● Description of the task: Return each line of the records below that contains the string "extract".

[A data block]
::::

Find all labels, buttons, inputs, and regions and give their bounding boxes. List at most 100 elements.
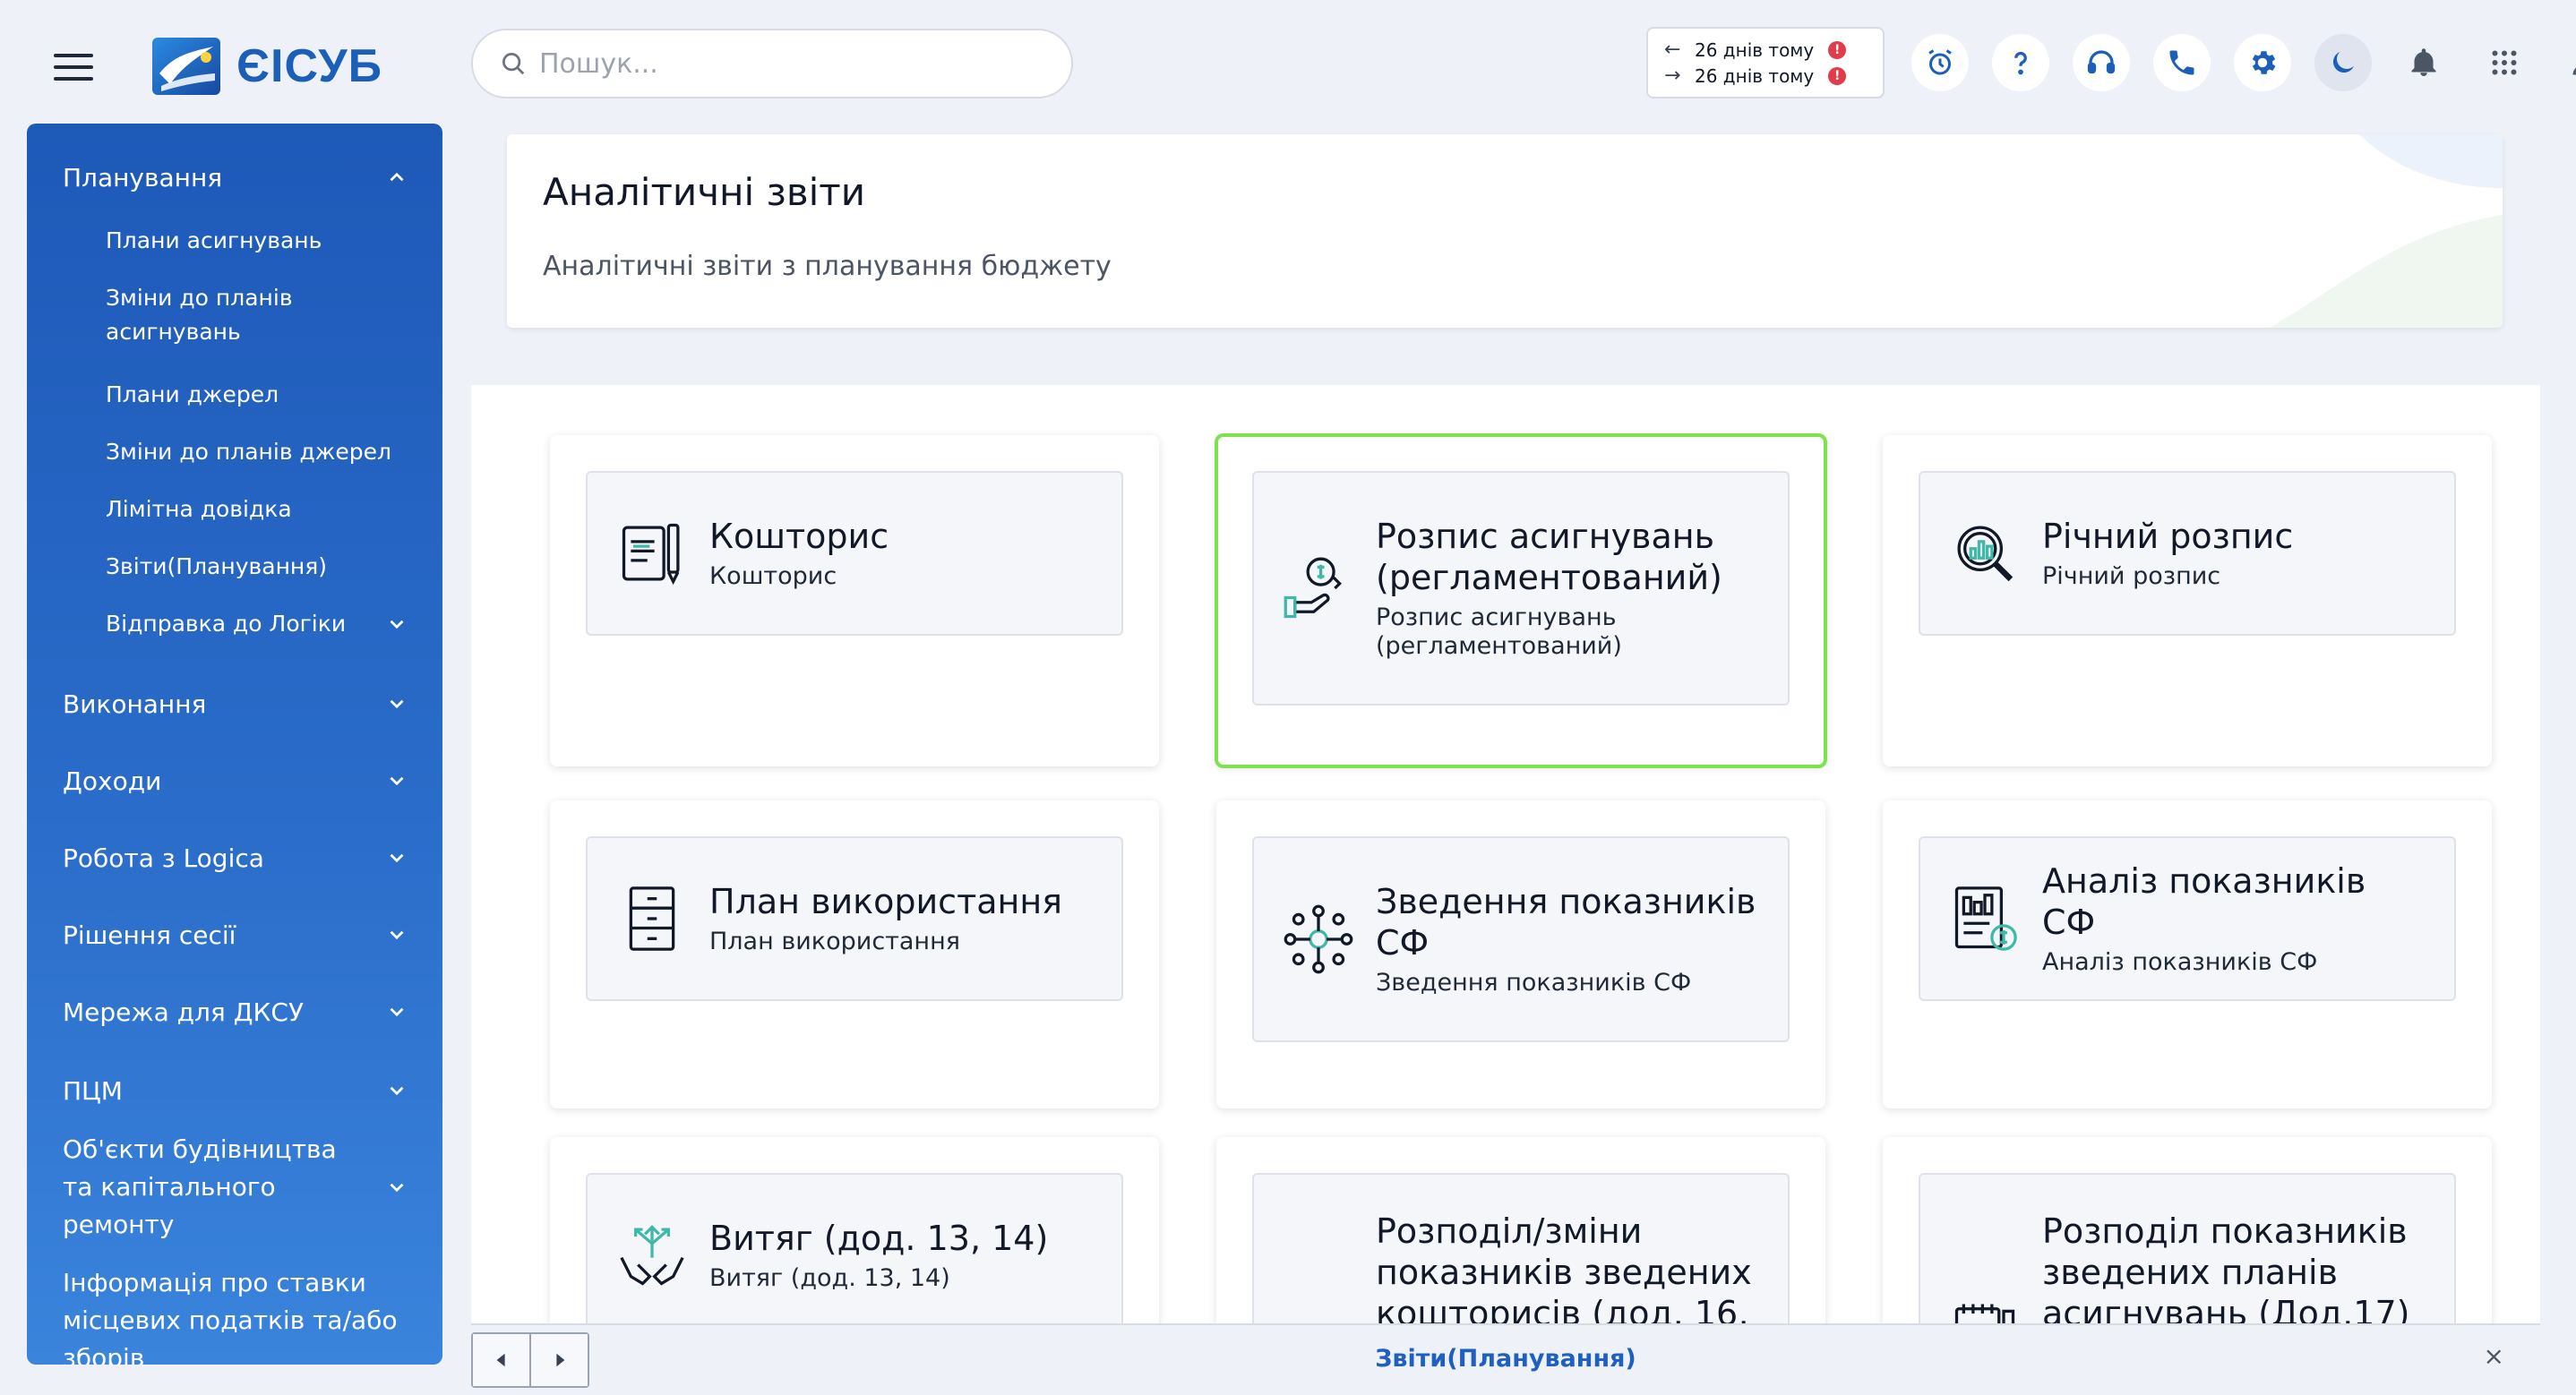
sidebar-section-dksu-network[interactable]: Мережа для ДКСУ [27, 994, 442, 1030]
report-tile-sf-summary: Зведення показників СФ Зведення показник… [1216, 800, 1825, 1108]
sidebar-section-label: Інформація про ставки місцевих податків … [63, 1268, 398, 1365]
report-card-allocation-schedule[interactable]: Розпис асигнувань (регламентований) Розп… [1252, 471, 1790, 706]
sync-status[interactable]: ← 26 днів тому ! → 26 днів тому ! [1646, 27, 1885, 98]
alarm-button[interactable] [1911, 34, 1969, 91]
page-subtitle: Аналітичні звіти з планування бюджету [543, 251, 1112, 282]
report-tile-allocation-distribution: Розподіл показників зведених планів асиг… [1883, 1137, 2492, 1323]
chevron-down-icon [390, 1183, 404, 1193]
report-title: Розпис асигнувань (регламентований) [1376, 517, 1722, 597]
sidebar-section-label: Планування [63, 162, 223, 193]
support-button[interactable] [2073, 34, 2130, 91]
report-description: Розпис асигнувань (регламентований) [1376, 603, 1622, 660]
sidebar-item-label: Звіти(Планування) [106, 553, 328, 579]
tabs-bar: Звіти(Планування) × [471, 1323, 2540, 1395]
report-card-annual-schedule[interactable]: Річний розпис Річний розпис [1919, 471, 2456, 636]
report-tile-annual-schedule: Річний розпис Річний розпис [1883, 435, 2492, 766]
app-logo[interactable]: ЄІСУБ [150, 34, 382, 98]
report-card-usage-plan[interactable]: План використання План використання [586, 836, 1123, 1001]
report-title: Витяг (дод. 13, 14) [709, 1219, 1049, 1258]
report-card-estimates-distribution[interactable]: Розподіл/зміни показників зведених кошто… [1252, 1173, 1790, 1323]
search-icon [502, 53, 525, 75]
report-card-allocation-distribution[interactable]: Розподіл показників зведених планів асиг… [1919, 1173, 2456, 1323]
sync-incoming-time: 26 днів тому [1695, 64, 1815, 87]
report-card-sf-analysis[interactable]: Аналіз показників СФ Аналіз показників С… [1919, 836, 2456, 1001]
user-icon [2572, 67, 2576, 75]
sidebar-section-revenues[interactable]: Доходи [27, 763, 442, 799]
sidebar-item-planning-reports[interactable]: Звіти(Планування) [27, 550, 442, 584]
sidebar-item-label: Плани асигнувань [106, 227, 322, 253]
close-tab-icon[interactable]: × [2484, 1341, 2504, 1371]
sidebar-section-label: Мережа для ДКСУ [63, 997, 305, 1027]
sidebar-item-send-to-logica[interactable]: Відправка до Логіки [27, 607, 442, 641]
apps-button[interactable] [2476, 34, 2533, 91]
sidebar-item-label: Зміни до планів асигнувань [106, 285, 293, 345]
report-tile-extract: Витяг (дод. 13, 14) Витяг (дод. 13, 14) [550, 1137, 1159, 1323]
sidebar-section-label: Рішення сесії [63, 920, 236, 950]
menu-icon[interactable] [54, 54, 93, 81]
sidebar-section-label: Виконання [63, 689, 207, 719]
sidebar-item-source-plans[interactable]: Плани джерел [27, 378, 442, 412]
logo-text: ЄІСУБ [236, 40, 383, 92]
sync-incoming-row: → 26 днів тому ! [1664, 64, 1867, 87]
chevron-down-icon [390, 620, 404, 629]
chevron-down-icon [390, 776, 404, 786]
reports-grid: Кошторис Кошторис Розпис асигнувань (рег… [471, 385, 2540, 1323]
sidebar: Планування Плани асигнувань Зміни до пла… [27, 124, 442, 1365]
sidebar-item-label: Зміни до планів джерел [106, 439, 391, 465]
bell-icon [2411, 48, 2436, 76]
chevron-down-icon [390, 930, 404, 940]
sidebar-item-limit-reference[interactable]: Лімітна довідка [27, 492, 442, 526]
sidebar-section-session-decisions[interactable]: Рішення сесії [27, 917, 442, 953]
phone-icon [2169, 50, 2194, 75]
headset-icon [2087, 50, 2116, 74]
sidebar-section-execution[interactable]: Виконання [27, 686, 442, 722]
report-card-estimate[interactable]: Кошторис Кошторис [586, 471, 1123, 636]
alert-icon: ! [1828, 66, 1847, 85]
sidebar-section-planning[interactable]: Планування [27, 159, 442, 195]
report-card-extract[interactable]: Витяг (дод. 13, 14) Витяг (дод. 13, 14) [586, 1173, 1123, 1323]
report-description: План використання [709, 928, 960, 955]
chevron-up-icon [390, 172, 404, 182]
report-title: Розподіл/зміни показників зведених кошто… [1376, 1211, 1752, 1323]
alarm-clock-icon [1928, 49, 1952, 75]
report-title: План використання [709, 882, 1063, 921]
report-description: Річний розпис [2042, 562, 2221, 590]
sidebar-item-allocation-changes[interactable]: Зміни до планів асигнувань [27, 281, 442, 349]
sidebar-item-source-changes[interactable]: Зміни до планів джерел [27, 435, 442, 469]
top-bar: ЄІСУБ ← 26 днів тому ! → 26 днів тому ! [0, 0, 2576, 125]
sidebar-item-label: Відправка до Логіки [106, 611, 347, 637]
sidebar-item-label: Плани джерел [106, 381, 279, 407]
magnifier-chart-icon [1957, 526, 2014, 582]
sidebar-section-construction[interactable]: Об'єкти будівництва та капітального ремо… [27, 1134, 442, 1239]
settings-button[interactable] [2234, 34, 2291, 91]
report-card-sf-summary[interactable]: Зведення показників СФ Зведення показник… [1252, 836, 1790, 1042]
logo-icon [152, 38, 220, 95]
help-button[interactable] [1992, 34, 2049, 91]
report-tile-estimate: Кошторис Кошторис [550, 435, 1159, 766]
arrow-left-icon: ← [1664, 39, 1681, 61]
search-input[interactable] [539, 47, 1041, 80]
cabinet-icon [629, 886, 675, 951]
report-tile-sf-analysis: Аналіз показників СФ Аналіз показників С… [1883, 800, 2492, 1108]
sidebar-section-label: Робота з Logica [63, 843, 264, 873]
dark-mode-toggle[interactable] [2314, 34, 2372, 91]
apps-grid-icon [2492, 50, 2517, 75]
notepad-icon [1954, 1304, 2015, 1323]
chevron-down-icon [390, 1086, 404, 1096]
sidebar-section-logica[interactable]: Робота з Logica [27, 840, 442, 876]
call-button[interactable] [2153, 34, 2211, 91]
moon-icon [2332, 52, 2354, 73]
sync-outgoing-row: ← 26 днів тому ! [1664, 39, 1867, 61]
sidebar-section-local-taxes[interactable]: Інформація про ставки місцевих податків … [27, 1264, 442, 1365]
sync-outgoing-time: 26 днів тому [1695, 39, 1815, 61]
notifications-button[interactable] [2395, 34, 2452, 91]
document-pen-icon [622, 523, 680, 586]
arrow-right-icon: → [1664, 64, 1681, 87]
tab-planning-reports[interactable]: Звіти(Планування) [471, 1345, 2540, 1373]
user-menu-button[interactable] [2556, 34, 2576, 91]
sidebar-item-allocation-plans[interactable]: Плани асигнувань [27, 224, 442, 258]
search-box[interactable] [471, 29, 1073, 98]
sidebar-section-pcm[interactable]: ПЦМ [27, 1073, 442, 1108]
report-money-icon [1954, 886, 2017, 951]
report-title: Зведення показників СФ [1376, 882, 1756, 963]
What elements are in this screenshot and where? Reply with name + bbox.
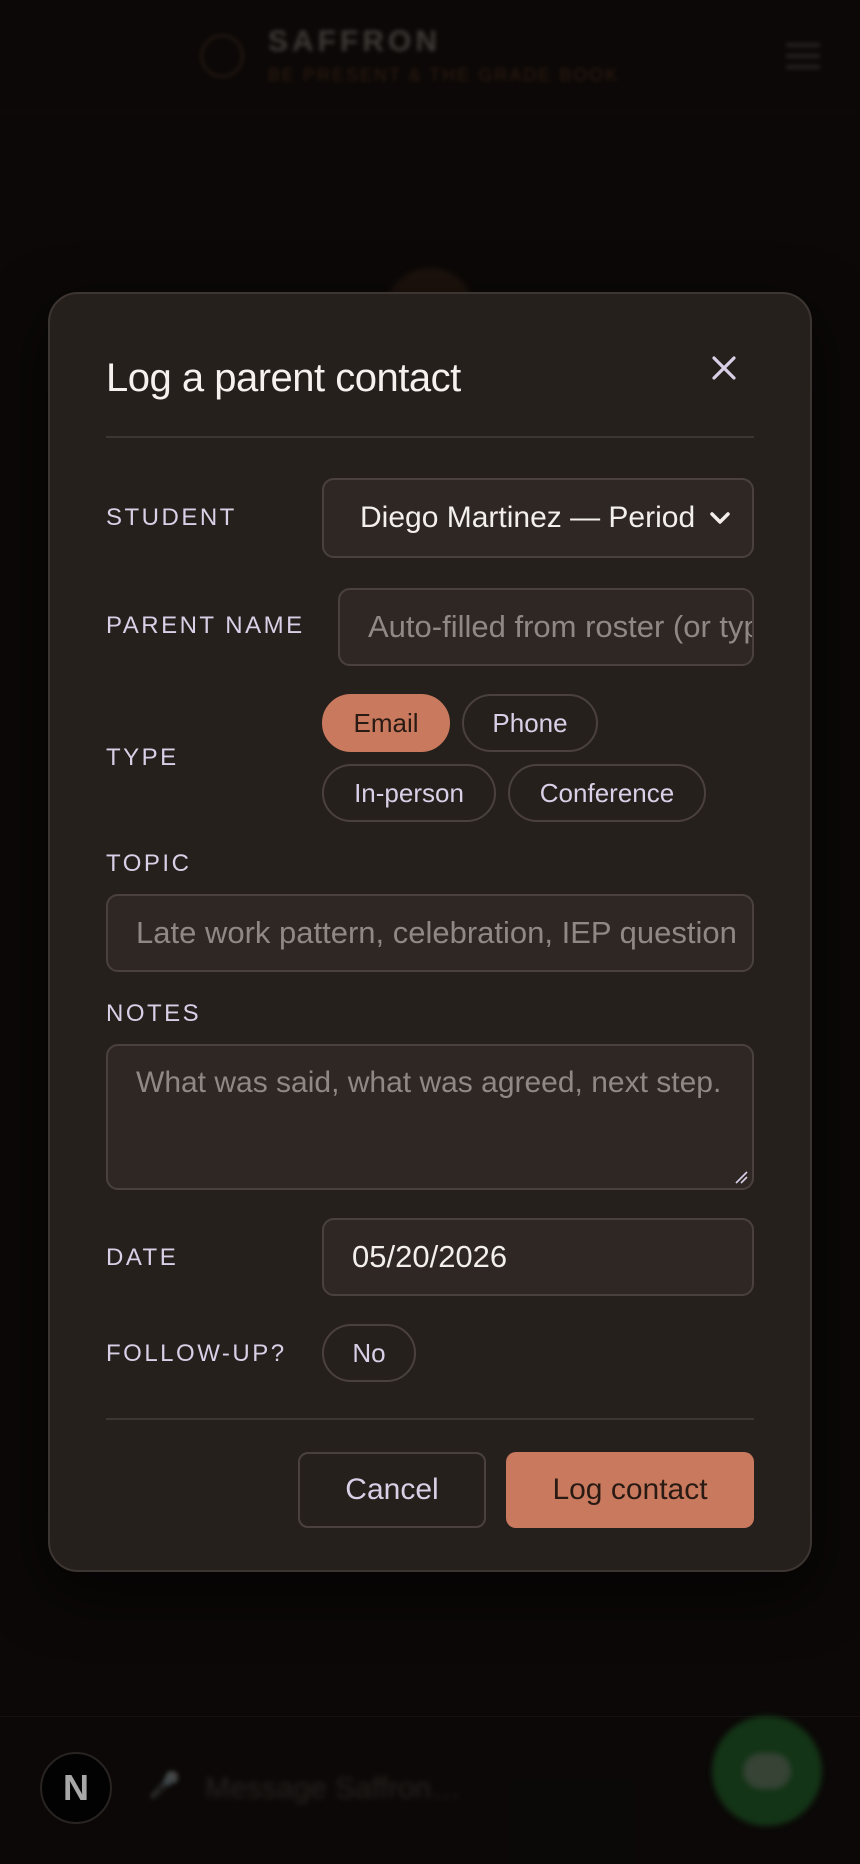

::::

● Written solution:
report-tile-extract: Витяг (дод. 13, 14) Витяг (дод. 13, 14) [550, 1137, 1159, 1323]
report-card-extract[interactable]: Витяг (дод. 13, 14) Витяг (дод. 13, 14) [586, 1173, 1123, 1323]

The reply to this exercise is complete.